### Data extract
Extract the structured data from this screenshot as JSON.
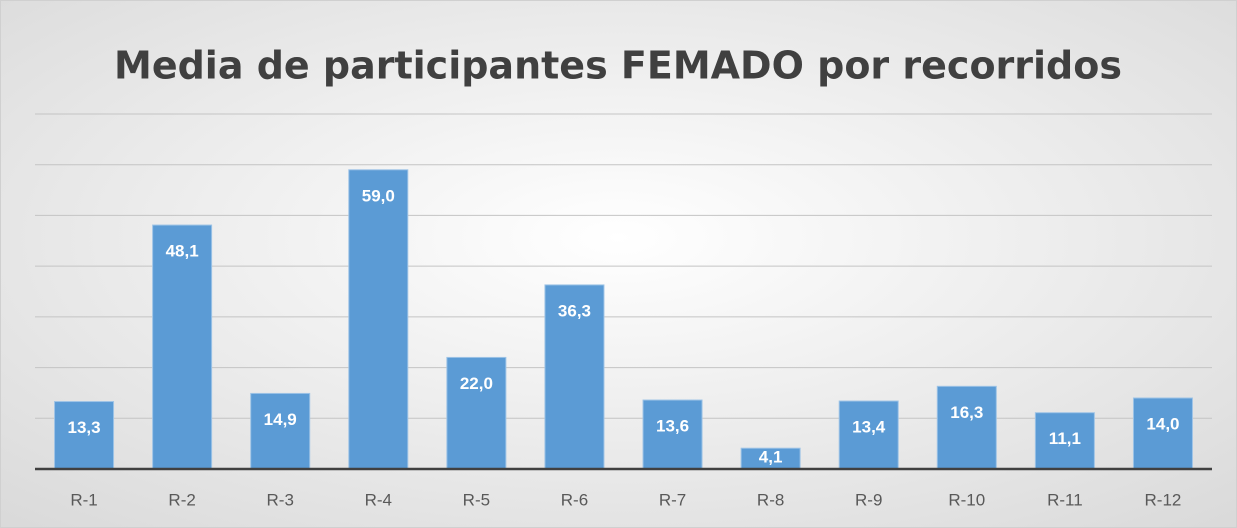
{
  "chart_data": {
    "type": "bar",
    "title": "Media de participantes FEMADO por recorridos",
    "categories": [
      "R-1",
      "R-2",
      "R-3",
      "R-4",
      "R-5",
      "R-6",
      "R-7",
      "R-8",
      "R-9",
      "R-10",
      "R-11",
      "R-12"
    ],
    "values": [
      13.3,
      48.1,
      14.9,
      59.0,
      22.0,
      36.3,
      13.6,
      4.1,
      13.4,
      16.3,
      11.1,
      14.0
    ],
    "value_labels": [
      "13,3",
      "48,1",
      "14,9",
      "59,0",
      "22,0",
      "36,3",
      "13,6",
      "4,1",
      "13,4",
      "16,3",
      "11,1",
      "14,0"
    ],
    "color": "#5b9bd5",
    "ylim": [
      0,
      70
    ],
    "yticks": [
      0,
      10,
      20,
      30,
      40,
      50,
      60,
      70
    ],
    "grid": true
  }
}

### To be done
Repeat all of the records verbatim, leaving out the pictures.

### The completed task
Extract the structured data from this screenshot as JSON.
{
  "chart_data": {
    "type": "bar",
    "title": "Media de participantes FEMADO por recorridos",
    "categories": [
      "R-1",
      "R-2",
      "R-3",
      "R-4",
      "R-5",
      "R-6",
      "R-7",
      "R-8",
      "R-9",
      "R-10",
      "R-11",
      "R-12"
    ],
    "values": [
      13.3,
      48.1,
      14.9,
      59.0,
      22.0,
      36.3,
      13.6,
      4.1,
      13.4,
      16.3,
      11.1,
      14.0
    ],
    "value_labels": [
      "13,3",
      "48,1",
      "14,9",
      "59,0",
      "22,0",
      "36,3",
      "13,6",
      "4,1",
      "13,4",
      "16,3",
      "11,1",
      "14,0"
    ],
    "color": "#5b9bd5",
    "ylim": [
      0,
      70
    ],
    "yticks": [
      0,
      10,
      20,
      30,
      40,
      50,
      60,
      70
    ],
    "grid": true
  }
}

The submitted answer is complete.